**EXERCISE TASK:** Below are some records; reproduce every one of them exactly.

**INFORMATION SUPPLIED:**
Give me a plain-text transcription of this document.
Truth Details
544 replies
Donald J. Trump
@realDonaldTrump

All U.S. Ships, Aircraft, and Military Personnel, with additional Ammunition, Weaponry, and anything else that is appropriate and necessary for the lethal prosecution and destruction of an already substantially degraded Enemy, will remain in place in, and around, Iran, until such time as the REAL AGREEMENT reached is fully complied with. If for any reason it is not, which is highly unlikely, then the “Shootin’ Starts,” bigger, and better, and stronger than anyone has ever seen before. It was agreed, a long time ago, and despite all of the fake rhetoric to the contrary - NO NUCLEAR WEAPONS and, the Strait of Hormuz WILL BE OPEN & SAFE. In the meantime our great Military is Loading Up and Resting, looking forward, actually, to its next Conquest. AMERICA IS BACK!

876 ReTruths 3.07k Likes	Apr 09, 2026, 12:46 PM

**RESULT OF THIS TASK:**
Give me a plain-text transcription of this document.
Truth Details
544 replies
Donald J. Trump
@realDonaldTrump

All U.S. Ships, Aircraft, and Military Personnel, with additional Ammunition, Weaponry, and anything else that is appropriate and necessary for the lethal prosecution and destruction of an already substantially degraded Enemy, will remain in place in, and around, Iran, until such time as the REAL AGREEMENT reached is fully complied with. If for any reason it is not, which is highly unlikely, then the “Shootin’ Starts,” bigger, and better, and stronger than anyone has ever seen before. It was agreed, a long time ago, and despite all of the fake rhetoric to the contrary - NO NUCLEAR WEAPONS and, the Strait of Hormuz WILL BE OPEN & SAFE. In the meantime our great Military is Loading Up and Resting, looking forward, actually, to its next Conquest. AMERICA IS BACK!

876 ReTruths 3.07k Likes	Apr 09, 2026, 12:46 PM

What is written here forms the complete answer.